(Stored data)
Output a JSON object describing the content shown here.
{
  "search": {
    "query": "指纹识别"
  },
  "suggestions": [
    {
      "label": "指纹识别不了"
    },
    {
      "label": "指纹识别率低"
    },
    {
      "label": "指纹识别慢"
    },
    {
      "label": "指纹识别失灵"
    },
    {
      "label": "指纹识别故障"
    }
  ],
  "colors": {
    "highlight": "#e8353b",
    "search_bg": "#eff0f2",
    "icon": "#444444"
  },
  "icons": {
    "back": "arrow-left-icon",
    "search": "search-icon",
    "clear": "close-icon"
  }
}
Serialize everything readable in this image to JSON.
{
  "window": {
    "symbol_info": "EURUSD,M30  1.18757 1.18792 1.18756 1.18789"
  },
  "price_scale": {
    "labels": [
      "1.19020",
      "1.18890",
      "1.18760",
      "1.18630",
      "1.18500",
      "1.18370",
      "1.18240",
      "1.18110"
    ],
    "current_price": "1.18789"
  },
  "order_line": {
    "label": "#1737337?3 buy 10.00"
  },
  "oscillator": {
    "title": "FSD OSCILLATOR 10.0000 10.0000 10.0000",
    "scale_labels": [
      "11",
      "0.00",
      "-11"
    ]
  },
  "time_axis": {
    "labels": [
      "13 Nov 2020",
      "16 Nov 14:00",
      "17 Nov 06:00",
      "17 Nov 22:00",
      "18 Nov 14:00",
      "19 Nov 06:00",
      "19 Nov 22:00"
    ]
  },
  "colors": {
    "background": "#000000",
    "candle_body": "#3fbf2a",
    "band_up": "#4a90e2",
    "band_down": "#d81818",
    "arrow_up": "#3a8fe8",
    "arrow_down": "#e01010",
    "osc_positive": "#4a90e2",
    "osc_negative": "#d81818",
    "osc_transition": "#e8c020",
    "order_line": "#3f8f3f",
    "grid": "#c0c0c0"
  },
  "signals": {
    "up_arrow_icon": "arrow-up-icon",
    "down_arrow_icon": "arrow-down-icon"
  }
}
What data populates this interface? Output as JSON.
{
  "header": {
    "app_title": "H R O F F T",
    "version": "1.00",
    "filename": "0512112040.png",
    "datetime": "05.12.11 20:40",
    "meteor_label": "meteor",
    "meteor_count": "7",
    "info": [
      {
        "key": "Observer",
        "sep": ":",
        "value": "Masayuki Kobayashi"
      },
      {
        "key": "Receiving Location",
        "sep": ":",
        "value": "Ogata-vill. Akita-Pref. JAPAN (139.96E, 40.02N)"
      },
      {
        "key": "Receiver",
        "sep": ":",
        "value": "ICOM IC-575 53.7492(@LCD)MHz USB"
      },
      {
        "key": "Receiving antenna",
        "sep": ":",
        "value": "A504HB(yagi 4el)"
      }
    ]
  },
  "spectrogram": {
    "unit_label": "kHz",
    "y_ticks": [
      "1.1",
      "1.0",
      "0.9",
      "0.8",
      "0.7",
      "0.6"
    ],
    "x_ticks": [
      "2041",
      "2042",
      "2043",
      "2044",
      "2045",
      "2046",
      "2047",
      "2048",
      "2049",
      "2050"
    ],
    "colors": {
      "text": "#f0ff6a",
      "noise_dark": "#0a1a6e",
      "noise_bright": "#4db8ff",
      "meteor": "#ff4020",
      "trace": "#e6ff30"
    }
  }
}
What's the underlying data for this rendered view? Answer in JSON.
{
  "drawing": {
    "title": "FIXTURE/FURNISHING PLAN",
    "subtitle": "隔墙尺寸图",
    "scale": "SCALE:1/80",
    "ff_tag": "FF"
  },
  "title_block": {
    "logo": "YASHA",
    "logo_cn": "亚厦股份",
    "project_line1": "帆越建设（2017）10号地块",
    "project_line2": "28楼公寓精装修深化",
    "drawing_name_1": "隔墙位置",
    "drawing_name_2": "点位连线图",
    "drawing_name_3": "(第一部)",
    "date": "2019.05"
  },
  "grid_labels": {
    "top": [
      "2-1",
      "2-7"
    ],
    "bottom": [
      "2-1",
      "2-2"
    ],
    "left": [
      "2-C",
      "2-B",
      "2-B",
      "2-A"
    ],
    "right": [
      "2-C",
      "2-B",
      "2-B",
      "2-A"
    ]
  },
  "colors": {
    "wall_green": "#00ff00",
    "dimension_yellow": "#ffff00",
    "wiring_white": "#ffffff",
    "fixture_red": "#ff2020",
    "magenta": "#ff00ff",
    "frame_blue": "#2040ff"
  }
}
* * *
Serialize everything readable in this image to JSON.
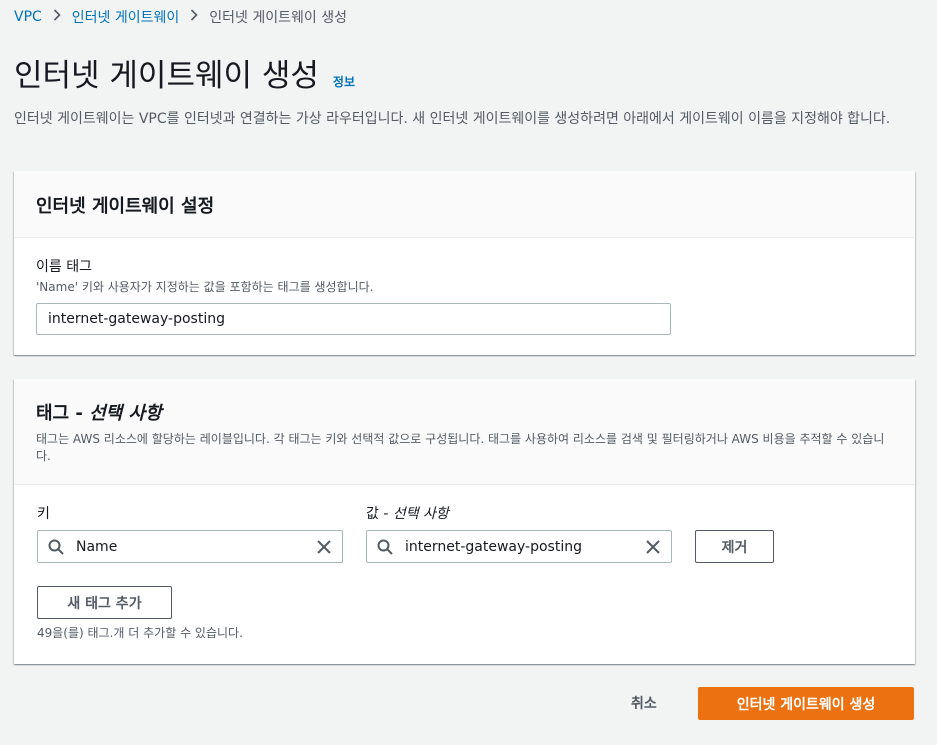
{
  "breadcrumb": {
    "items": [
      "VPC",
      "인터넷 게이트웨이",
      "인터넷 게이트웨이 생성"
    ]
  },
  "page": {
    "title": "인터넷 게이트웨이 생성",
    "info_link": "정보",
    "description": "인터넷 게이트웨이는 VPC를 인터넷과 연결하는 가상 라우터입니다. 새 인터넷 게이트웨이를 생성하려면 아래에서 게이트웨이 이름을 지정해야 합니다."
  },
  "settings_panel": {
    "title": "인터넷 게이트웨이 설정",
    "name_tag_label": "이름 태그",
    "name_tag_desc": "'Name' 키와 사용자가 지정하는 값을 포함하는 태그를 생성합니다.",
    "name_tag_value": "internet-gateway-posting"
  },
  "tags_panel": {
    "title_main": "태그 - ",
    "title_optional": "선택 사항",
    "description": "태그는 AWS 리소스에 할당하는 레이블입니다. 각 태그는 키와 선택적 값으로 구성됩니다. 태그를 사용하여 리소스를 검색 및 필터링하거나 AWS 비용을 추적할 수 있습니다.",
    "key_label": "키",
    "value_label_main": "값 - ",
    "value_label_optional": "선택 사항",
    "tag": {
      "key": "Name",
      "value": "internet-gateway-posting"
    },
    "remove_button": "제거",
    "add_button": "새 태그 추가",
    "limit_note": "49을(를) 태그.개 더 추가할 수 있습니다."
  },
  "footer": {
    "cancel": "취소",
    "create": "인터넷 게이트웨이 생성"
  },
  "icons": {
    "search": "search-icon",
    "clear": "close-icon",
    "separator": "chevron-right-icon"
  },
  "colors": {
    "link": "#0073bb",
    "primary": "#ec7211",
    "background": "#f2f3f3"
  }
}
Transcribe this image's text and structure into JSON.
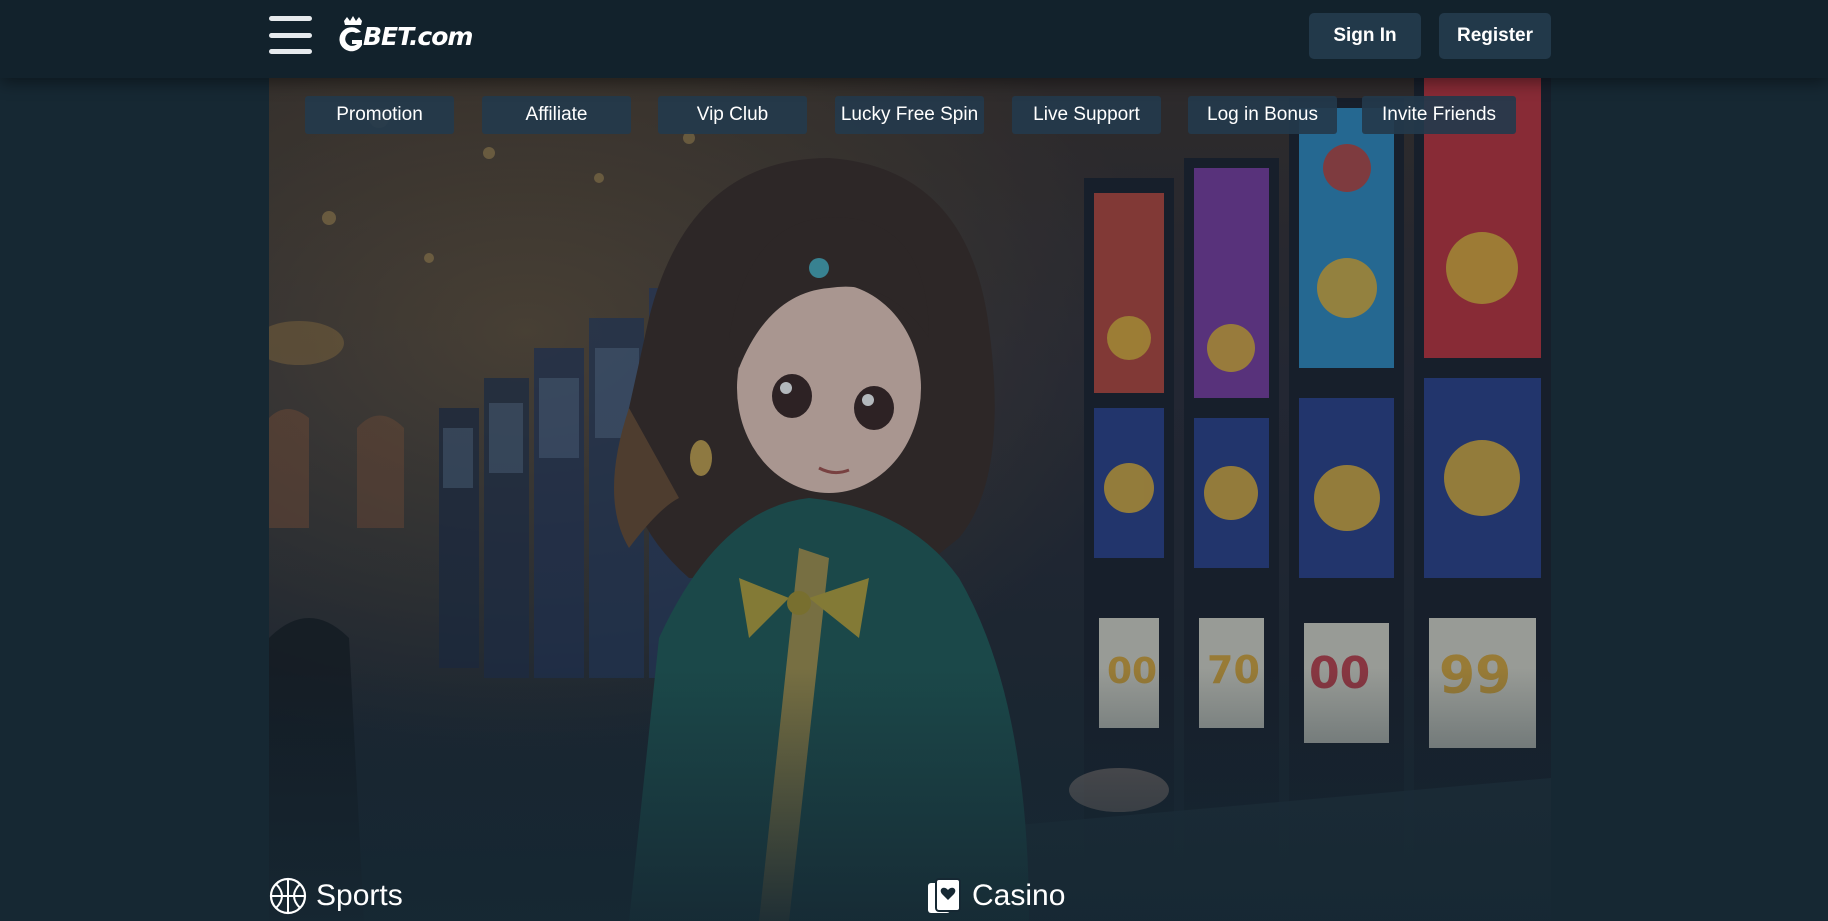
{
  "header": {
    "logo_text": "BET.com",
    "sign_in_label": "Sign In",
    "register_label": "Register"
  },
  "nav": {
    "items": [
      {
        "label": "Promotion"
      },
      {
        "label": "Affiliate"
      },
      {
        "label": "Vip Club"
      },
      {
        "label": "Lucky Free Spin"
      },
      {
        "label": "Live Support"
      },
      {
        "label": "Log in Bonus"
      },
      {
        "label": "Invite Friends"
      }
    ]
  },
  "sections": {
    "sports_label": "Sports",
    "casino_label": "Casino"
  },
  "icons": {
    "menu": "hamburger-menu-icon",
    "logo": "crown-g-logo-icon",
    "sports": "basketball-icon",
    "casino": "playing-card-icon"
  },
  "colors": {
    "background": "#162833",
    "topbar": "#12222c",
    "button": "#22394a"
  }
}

- _Exercise aim_
Pick each line holding the word "What" out of the listing.

- _Exercise output_
What data populates this interface? Output as JSON.
What's the underlying data for this rendered view? Answer in JSON.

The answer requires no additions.